ACTION ITEM
Give the records below again, word for word. No pictures belong in the copy.

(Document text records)
******
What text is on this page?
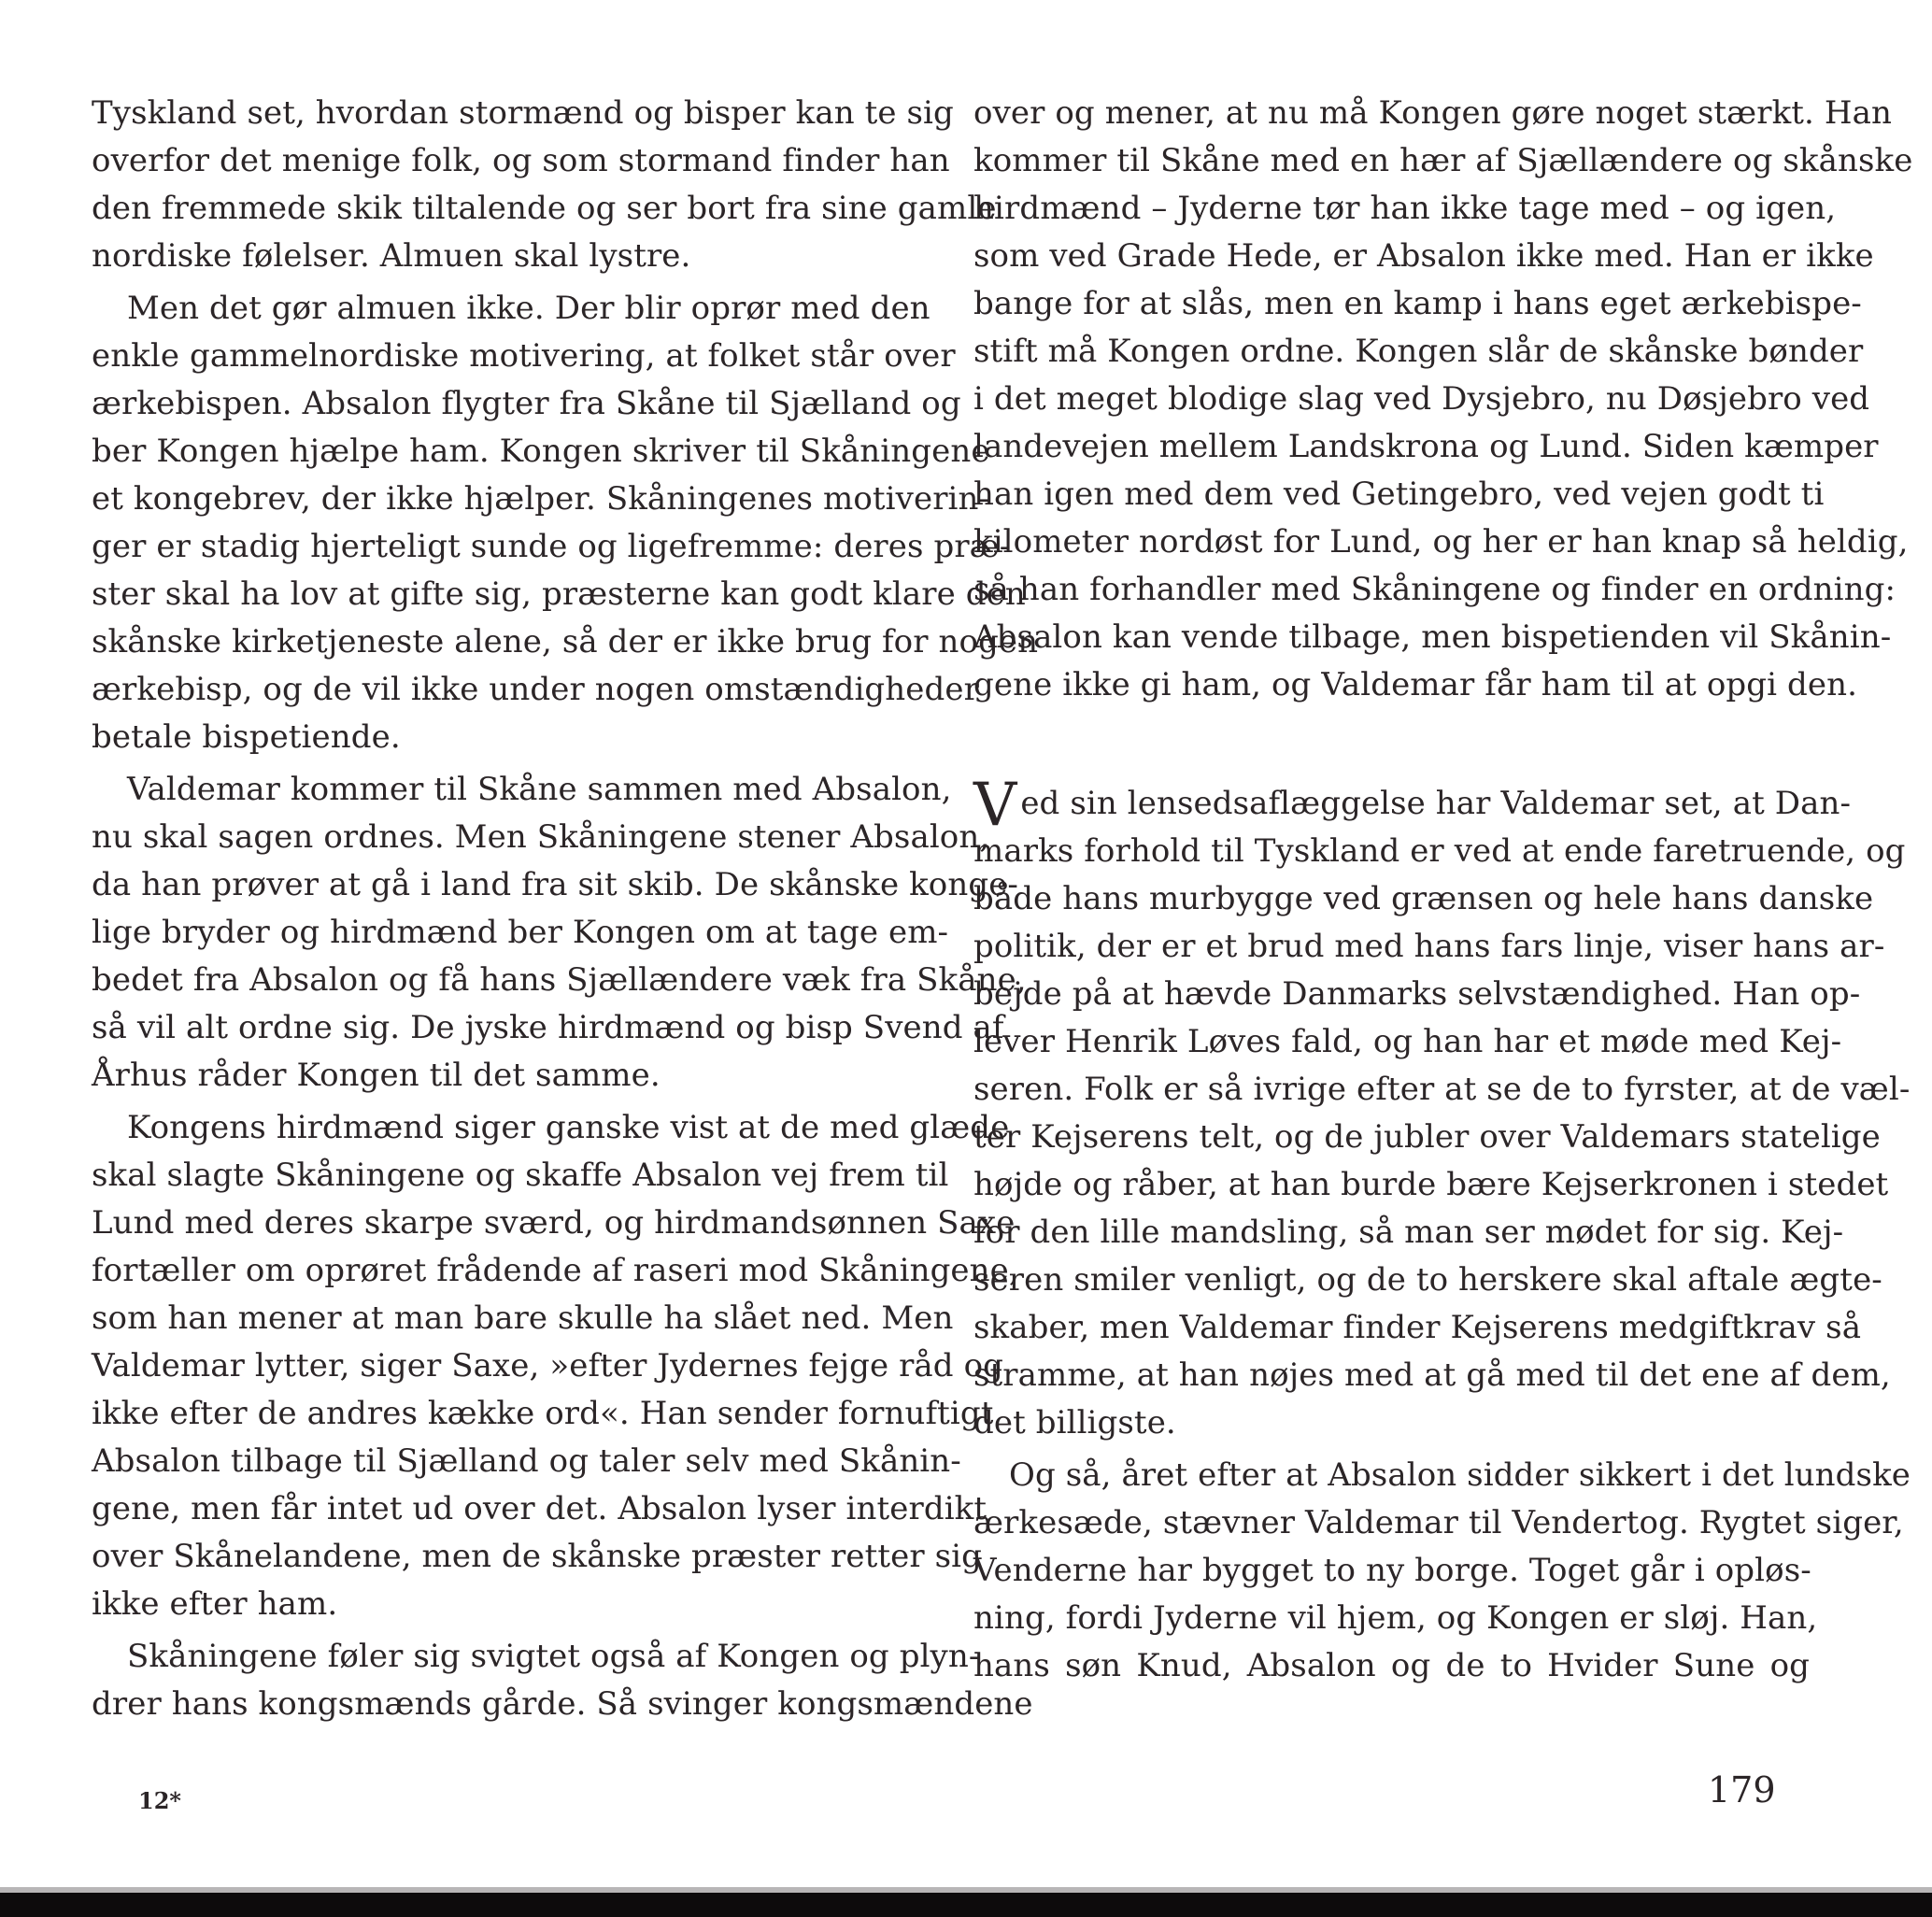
Tyskland set, hvordan stormænd og bisper kan te sig
overfor det menige folk, og som stormand finder han
den fremmede skik tiltalende og ser bort fra sine gamle
nordiske følelser. Almuen skal lystre.
Men det gør almuen ikke. Der blir oprør med den
enkle gammelnordiske motivering, at folket står over
ærkebispen. Absalon flygter fra Skåne til Sjælland og
ber Kongen hjælpe ham. Kongen skriver til Skåningene
et kongebrev, der ikke hjælper. Skåningenes motiverin-
ger er stadig hjerteligt sunde og ligefremme: deres præ-
ster skal ha lov at gifte sig, præsterne kan godt klare den
skånske kirketjeneste alene, så der er ikke brug for nogen
ærkebisp, og de vil ikke under nogen omstændigheder
betale bispetiende.
Valdemar kommer til Skåne sammen med Absalon,
nu skal sagen ordnes. Men Skåningene stener Absalon,
da han prøver at gå i land fra sit skib. De skånske konge-
lige bryder og hirdmænd ber Kongen om at tage em-
bedet fra Absalon og få hans Sjællændere væk fra Skåne,
så vil alt ordne sig. De jyske hirdmænd og bisp Svend af
Århus råder Kongen til det samme.
Kongens hirdmænd siger ganske vist at de med glæde
skal slagte Skåningene og skaffe Absalon vej frem til
Lund med deres skarpe sværd, og hirdmandsønnen Saxe
fortæller om oprøret frådende af raseri mod Skåningene,
som han mener at man bare skulle ha slået ned. Men
Valdemar lytter, siger Saxe, »efter Jydernes fejge råd og
ikke efter de andres kække ord«. Han sender fornuftigt
Absalon tilbage til Sjælland og taler selv med Skånin-
gene, men får intet ud over det. Absalon lyser interdikt
over Skånelandene, men de skånske præster retter sig
ikke efter ham.
Skåningene føler sig svigtet også af Kongen og plyn-
drer hans kongsmænds gårde. Så svinger kongsmændene
over og mener, at nu må Kongen gøre noget stærkt. Han
kommer til Skåne med en hær af Sjællændere og skånske
hirdmænd – Jyderne tør han ikke tage med – og igen,
som ved Grade Hede, er Absalon ikke med. Han er ikke
bange for at slås, men en kamp i hans eget ærkebispe-
stift må Kongen ordne. Kongen slår de skånske bønder
i det meget blodige slag ved Dysjebro, nu Døsjebro ved
landevejen mellem Landskrona og Lund. Siden kæmper
han igen med dem ved Getingebro, ved vejen godt ti
kilometer nordøst for Lund, og her er han knap så heldig,
så han forhandler med Skåningene og finder en ordning:
Absalon kan vende tilbage, men bispetienden vil Skånin-
gene ikke gi ham, og Valdemar får ham til at opgi den.
Ved sin lensedsaflæggelse har Valdemar set, at Dan-
marks forhold til Tyskland er ved at ende faretruende, og
både hans murbygge ved grænsen og hele hans danske
politik, der er et brud med hans fars linje, viser hans ar-
bejde på at hævde Danmarks selvstændighed. Han op-
lever Henrik Løves fald, og han har et møde med Kej-
seren. Folk er så ivrige efter at se de to fyrster, at de væl-
ter Kejserens telt, og de jubler over Valdemars statelige
højde og råber, at han burde bære Kejserkronen i stedet
for den lille mandsling, så man ser mødet for sig. Kej-
seren smiler venligt, og de to herskere skal aftale ægte-
skaber, men Valdemar finder Kejserens medgiftkrav så
stramme, at han nøjes med at gå med til det ene af dem,
det billigste.
Og så, året efter at Absalon sidder sikkert i det lundske
ærkesæde, stævner Valdemar til Vendertog. Rygtet siger,
Venderne har bygget to ny borge. Toget går i opløs-
ning, fordi Jyderne vil hjem, og Kongen er sløj. Han,
hans søn Knud, Absalon og de to Hvider Sune og
12*	179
******
PROBLEM SOLUTION
What text is on this page?
Tyskland set, hvordan stormænd og bisper kan te sig
overfor det menige folk, og som stormand finder han
den fremmede skik tiltalende og ser bort fra sine gamle
nordiske følelser. Almuen skal lystre.
Men det gør almuen ikke. Der blir oprør med den
enkle gammelnordiske motivering, at folket står over
ærkebispen. Absalon flygter fra Skåne til Sjælland og
ber Kongen hjælpe ham. Kongen skriver til Skåningene
et kongebrev, der ikke hjælper. Skåningenes motiverin-
ger er stadig hjerteligt sunde og ligefremme: deres præ-
ster skal ha lov at gifte sig, præsterne kan godt klare den
skånske kirketjeneste alene, så der er ikke brug for nogen
ærkebisp, og de vil ikke under nogen omstændigheder
betale bispetiende.
Valdemar kommer til Skåne sammen med Absalon,
nu skal sagen ordnes. Men Skåningene stener Absalon,
da han prøver at gå i land fra sit skib. De skånske konge-
lige bryder og hirdmænd ber Kongen om at tage em-
bedet fra Absalon og få hans Sjællændere væk fra Skåne,
så vil alt ordne sig. De jyske hirdmænd og bisp Svend af
Århus råder Kongen til det samme.
Kongens hirdmænd siger ganske vist at de med glæde
skal slagte Skåningene og skaffe Absalon vej frem til
Lund med deres skarpe sværd, og hirdmandsønnen Saxe
fortæller om oprøret frådende af raseri mod Skåningene,
som han mener at man bare skulle ha slået ned. Men
Valdemar lytter, siger Saxe, »efter Jydernes fejge råd og
ikke efter de andres kække ord«. Han sender fornuftigt
Absalon tilbage til Sjælland og taler selv med Skånin-
gene, men får intet ud over det. Absalon lyser interdikt
over Skånelandene, men de skånske præster retter sig
ikke efter ham.
Skåningene føler sig svigtet også af Kongen og plyn-
drer hans kongsmænds gårde. Så svinger kongsmændene
over og mener, at nu må Kongen gøre noget stærkt. Han
kommer til Skåne med en hær af Sjællændere og skånske
hirdmænd – Jyderne tør han ikke tage med – og igen,
som ved Grade Hede, er Absalon ikke med. Han er ikke
bange for at slås, men en kamp i hans eget ærkebispe-
stift må Kongen ordne. Kongen slår de skånske bønder
i det meget blodige slag ved Dysjebro, nu Døsjebro ved
landevejen mellem Landskrona og Lund. Siden kæmper
han igen med dem ved Getingebro, ved vejen godt ti
kilometer nordøst for Lund, og her er han knap så heldig,
så han forhandler med Skåningene og finder en ordning:
Absalon kan vende tilbage, men bispetienden vil Skånin-
gene ikke gi ham, og Valdemar får ham til at opgi den.
Ved sin lensedsaflæggelse har Valdemar set, at Dan-
marks forhold til Tyskland er ved at ende faretruende, og
både hans murbygge ved grænsen og hele hans danske
politik, der er et brud med hans fars linje, viser hans ar-
bejde på at hævde Danmarks selvstændighed. Han op-
lever Henrik Løves fald, og han har et møde med Kej-
seren. Folk er så ivrige efter at se de to fyrster, at de væl-
ter Kejserens telt, og de jubler over Valdemars statelige
højde og råber, at han burde bære Kejserkronen i stedet
for den lille mandsling, så man ser mødet for sig. Kej-
seren smiler venligt, og de to herskere skal aftale ægte-
skaber, men Valdemar finder Kejserens medgiftkrav så
stramme, at han nøjes med at gå med til det ene af dem,
det billigste.
Og så, året efter at Absalon sidder sikkert i det lundske
ærkesæde, stævner Valdemar til Vendertog. Rygtet siger,
Venderne har bygget to ny borge. Toget går i opløs-
ning, fordi Jyderne vil hjem, og Kongen er sløj. Han,
hans søn Knud, Absalon og de to Hvider Sune og
12*	179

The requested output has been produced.